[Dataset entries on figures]
§

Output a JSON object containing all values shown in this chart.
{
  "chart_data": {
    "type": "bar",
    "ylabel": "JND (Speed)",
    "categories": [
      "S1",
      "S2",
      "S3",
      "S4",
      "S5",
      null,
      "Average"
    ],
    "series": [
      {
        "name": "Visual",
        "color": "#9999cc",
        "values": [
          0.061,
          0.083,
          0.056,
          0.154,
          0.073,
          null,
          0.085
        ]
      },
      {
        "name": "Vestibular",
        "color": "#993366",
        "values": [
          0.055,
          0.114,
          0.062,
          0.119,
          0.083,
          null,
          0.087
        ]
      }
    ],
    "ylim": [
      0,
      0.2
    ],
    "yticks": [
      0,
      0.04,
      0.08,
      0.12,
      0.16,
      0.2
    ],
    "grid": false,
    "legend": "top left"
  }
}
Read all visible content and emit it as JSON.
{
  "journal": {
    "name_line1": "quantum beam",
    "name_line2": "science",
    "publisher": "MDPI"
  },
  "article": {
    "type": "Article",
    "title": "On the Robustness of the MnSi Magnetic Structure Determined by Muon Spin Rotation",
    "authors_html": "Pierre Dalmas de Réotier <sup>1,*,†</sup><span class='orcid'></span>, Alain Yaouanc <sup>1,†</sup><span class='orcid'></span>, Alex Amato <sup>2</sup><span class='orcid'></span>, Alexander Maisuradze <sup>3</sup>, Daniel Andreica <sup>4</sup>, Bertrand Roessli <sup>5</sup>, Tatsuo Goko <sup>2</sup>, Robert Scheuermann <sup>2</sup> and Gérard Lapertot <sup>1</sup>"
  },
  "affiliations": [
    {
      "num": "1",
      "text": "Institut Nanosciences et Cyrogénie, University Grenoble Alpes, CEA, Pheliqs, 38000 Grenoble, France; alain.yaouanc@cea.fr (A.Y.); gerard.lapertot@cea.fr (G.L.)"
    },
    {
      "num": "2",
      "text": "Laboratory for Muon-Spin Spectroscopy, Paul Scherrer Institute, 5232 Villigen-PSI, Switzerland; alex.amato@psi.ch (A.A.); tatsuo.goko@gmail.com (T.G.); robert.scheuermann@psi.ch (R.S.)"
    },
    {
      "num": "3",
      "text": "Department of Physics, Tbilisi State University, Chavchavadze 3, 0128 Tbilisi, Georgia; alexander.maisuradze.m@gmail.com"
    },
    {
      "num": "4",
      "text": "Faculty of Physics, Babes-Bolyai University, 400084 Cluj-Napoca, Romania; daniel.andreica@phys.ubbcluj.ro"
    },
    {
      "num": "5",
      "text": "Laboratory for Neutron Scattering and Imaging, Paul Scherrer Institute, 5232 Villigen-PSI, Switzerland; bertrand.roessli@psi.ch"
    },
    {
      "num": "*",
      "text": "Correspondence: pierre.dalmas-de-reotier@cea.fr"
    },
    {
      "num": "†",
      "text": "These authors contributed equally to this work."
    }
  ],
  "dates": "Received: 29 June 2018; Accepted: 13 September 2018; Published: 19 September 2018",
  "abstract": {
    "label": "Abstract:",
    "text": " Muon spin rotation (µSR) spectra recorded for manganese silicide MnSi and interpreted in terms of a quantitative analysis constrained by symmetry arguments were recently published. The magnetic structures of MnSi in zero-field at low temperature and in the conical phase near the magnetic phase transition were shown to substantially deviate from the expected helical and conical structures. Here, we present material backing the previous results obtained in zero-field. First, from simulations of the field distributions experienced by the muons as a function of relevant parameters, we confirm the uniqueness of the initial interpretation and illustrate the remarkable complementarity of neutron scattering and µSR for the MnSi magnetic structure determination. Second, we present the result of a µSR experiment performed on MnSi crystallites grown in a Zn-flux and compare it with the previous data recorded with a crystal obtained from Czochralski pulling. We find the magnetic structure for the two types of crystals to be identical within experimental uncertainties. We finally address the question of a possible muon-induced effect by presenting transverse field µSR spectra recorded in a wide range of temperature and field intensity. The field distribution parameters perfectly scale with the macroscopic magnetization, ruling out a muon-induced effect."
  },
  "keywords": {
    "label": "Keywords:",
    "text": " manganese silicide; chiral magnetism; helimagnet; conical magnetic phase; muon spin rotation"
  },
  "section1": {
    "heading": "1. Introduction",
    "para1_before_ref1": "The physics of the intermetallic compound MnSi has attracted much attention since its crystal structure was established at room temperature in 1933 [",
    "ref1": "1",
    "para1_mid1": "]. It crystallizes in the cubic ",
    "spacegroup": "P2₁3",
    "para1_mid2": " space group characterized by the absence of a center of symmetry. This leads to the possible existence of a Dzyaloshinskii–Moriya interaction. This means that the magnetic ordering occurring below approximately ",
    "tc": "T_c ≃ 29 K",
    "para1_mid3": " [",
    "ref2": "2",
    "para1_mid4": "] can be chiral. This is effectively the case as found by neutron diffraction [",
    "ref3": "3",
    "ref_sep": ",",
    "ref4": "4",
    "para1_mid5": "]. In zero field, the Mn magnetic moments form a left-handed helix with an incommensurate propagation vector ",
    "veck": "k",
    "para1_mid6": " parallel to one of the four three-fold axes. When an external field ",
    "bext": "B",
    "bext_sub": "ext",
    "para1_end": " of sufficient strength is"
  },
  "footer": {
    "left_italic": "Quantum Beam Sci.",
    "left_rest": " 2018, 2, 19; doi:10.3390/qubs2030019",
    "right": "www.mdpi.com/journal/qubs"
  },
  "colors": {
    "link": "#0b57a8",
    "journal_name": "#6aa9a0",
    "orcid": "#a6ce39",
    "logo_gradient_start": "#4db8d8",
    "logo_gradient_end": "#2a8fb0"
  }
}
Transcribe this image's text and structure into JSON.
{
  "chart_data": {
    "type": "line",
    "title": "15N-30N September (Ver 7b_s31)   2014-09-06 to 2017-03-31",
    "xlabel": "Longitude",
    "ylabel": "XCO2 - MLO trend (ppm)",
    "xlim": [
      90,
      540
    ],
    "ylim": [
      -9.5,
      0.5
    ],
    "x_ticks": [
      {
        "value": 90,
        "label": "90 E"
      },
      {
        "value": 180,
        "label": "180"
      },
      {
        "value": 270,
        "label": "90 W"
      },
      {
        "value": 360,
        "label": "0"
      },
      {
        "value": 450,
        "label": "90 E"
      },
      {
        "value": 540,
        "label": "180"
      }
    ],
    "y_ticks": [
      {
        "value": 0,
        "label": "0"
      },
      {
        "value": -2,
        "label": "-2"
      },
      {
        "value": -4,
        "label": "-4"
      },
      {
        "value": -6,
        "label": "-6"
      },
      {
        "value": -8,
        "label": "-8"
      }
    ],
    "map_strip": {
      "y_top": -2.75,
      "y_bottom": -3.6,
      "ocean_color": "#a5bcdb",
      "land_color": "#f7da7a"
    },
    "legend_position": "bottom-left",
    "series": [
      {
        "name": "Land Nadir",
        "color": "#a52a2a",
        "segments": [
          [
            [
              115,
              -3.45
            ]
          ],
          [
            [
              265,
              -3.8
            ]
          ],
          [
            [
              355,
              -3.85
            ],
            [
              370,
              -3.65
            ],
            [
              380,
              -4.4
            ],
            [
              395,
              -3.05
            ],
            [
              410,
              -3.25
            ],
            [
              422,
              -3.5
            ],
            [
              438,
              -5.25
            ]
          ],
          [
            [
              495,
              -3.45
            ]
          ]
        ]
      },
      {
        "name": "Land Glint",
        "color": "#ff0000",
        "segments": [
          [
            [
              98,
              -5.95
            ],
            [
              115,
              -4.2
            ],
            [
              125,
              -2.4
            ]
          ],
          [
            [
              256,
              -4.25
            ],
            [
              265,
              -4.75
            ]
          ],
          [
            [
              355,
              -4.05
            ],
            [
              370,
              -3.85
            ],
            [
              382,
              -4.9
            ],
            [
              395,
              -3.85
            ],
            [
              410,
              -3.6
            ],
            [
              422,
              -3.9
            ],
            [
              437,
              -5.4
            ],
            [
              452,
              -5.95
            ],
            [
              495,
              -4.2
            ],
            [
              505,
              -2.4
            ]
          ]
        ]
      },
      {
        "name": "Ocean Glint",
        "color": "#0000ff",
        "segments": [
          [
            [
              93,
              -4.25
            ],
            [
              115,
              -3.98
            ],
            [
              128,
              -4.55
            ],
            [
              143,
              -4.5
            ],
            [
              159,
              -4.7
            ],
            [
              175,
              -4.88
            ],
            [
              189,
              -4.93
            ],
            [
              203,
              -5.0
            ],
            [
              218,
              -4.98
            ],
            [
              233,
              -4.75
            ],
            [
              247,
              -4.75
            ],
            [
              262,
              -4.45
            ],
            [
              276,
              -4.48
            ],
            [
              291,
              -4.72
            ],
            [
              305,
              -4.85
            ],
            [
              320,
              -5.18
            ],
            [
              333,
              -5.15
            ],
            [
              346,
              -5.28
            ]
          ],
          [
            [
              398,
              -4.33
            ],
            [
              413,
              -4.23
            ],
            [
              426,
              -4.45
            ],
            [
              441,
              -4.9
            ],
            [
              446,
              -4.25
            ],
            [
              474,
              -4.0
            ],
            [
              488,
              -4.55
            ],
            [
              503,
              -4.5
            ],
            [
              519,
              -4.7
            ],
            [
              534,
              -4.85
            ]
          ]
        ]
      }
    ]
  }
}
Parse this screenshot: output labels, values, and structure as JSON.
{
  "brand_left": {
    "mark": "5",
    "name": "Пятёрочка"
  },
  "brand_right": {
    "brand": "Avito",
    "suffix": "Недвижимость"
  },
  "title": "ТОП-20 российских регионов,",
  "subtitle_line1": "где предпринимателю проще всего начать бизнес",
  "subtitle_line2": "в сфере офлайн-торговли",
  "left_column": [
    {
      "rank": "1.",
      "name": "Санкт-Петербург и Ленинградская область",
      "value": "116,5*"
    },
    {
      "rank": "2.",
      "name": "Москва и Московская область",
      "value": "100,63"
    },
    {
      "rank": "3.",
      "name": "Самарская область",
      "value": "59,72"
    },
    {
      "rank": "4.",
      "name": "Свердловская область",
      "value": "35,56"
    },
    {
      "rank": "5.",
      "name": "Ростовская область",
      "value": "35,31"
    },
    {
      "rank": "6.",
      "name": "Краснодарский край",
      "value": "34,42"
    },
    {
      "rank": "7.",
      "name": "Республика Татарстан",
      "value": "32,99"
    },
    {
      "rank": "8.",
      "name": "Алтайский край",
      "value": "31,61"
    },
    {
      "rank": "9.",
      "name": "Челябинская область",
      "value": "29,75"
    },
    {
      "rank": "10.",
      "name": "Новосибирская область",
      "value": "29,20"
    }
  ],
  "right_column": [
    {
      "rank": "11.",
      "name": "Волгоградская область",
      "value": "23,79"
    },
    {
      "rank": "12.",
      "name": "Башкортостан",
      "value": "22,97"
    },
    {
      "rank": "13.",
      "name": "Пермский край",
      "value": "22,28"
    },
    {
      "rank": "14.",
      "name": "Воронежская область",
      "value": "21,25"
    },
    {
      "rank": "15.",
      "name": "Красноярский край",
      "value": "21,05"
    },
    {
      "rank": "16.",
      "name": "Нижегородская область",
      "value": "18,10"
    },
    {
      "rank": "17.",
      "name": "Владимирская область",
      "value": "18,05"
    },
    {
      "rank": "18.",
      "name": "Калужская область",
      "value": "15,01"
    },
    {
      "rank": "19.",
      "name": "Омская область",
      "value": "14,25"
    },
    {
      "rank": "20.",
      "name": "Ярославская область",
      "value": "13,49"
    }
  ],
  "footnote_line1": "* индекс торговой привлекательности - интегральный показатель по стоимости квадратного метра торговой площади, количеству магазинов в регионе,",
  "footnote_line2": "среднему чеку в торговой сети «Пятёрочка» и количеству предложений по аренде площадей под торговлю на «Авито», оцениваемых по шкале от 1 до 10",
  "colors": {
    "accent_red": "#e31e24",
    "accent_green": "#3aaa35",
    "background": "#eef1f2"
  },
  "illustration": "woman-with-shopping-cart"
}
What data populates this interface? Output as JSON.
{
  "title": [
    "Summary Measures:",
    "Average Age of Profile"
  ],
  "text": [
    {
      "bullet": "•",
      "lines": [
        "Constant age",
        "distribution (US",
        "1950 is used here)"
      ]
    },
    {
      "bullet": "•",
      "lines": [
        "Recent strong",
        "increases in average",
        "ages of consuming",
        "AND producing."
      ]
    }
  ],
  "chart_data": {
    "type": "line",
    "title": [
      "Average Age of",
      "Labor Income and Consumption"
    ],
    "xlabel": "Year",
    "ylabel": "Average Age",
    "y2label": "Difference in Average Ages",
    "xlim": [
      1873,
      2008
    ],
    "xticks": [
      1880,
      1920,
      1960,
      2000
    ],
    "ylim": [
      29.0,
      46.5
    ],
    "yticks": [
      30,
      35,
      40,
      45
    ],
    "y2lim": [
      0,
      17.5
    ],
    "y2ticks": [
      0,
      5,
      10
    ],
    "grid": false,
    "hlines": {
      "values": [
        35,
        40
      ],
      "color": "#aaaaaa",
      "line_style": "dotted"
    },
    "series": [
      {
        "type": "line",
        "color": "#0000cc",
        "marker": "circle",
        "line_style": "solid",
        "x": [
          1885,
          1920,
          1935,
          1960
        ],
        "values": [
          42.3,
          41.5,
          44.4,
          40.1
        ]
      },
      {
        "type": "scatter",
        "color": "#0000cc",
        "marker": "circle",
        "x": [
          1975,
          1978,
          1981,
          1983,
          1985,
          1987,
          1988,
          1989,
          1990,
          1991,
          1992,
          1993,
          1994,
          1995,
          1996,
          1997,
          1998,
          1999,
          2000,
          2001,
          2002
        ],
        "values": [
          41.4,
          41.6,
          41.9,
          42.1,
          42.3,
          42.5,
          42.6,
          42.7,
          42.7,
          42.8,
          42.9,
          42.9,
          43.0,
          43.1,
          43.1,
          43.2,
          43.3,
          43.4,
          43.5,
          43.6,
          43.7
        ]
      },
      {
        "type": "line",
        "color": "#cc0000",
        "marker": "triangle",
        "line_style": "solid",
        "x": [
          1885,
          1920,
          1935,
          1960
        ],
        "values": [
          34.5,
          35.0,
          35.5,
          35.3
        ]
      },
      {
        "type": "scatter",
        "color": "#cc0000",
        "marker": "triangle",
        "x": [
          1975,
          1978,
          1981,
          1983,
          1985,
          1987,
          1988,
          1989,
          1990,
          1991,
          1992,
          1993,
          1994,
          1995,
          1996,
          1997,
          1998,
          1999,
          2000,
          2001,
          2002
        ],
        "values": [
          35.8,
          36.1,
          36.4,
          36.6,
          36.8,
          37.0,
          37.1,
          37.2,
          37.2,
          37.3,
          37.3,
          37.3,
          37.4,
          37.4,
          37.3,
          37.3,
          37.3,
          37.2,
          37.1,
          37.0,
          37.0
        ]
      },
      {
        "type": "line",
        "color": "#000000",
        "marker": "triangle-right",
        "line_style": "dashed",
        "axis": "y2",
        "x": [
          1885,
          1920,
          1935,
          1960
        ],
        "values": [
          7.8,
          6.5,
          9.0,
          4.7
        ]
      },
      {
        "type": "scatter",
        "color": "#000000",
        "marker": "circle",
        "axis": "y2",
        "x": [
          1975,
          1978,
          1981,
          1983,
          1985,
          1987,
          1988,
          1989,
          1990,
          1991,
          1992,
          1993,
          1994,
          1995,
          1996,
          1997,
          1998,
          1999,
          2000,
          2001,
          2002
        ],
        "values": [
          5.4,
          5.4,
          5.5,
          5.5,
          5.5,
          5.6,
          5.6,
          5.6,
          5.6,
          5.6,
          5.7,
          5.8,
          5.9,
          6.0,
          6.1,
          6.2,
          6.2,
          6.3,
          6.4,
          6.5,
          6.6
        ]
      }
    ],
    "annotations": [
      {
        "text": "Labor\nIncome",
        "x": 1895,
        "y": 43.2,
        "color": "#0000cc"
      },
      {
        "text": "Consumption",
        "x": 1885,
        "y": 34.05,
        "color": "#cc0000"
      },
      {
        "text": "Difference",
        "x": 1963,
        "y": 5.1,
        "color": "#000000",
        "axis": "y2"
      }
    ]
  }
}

§

(WHAT YOU WILL DO): Make a copy of each line that contains the string "Difference".

(SOLUTION BELOW):
    "y2label": "Difference in Average Ages",
        "text": "Difference",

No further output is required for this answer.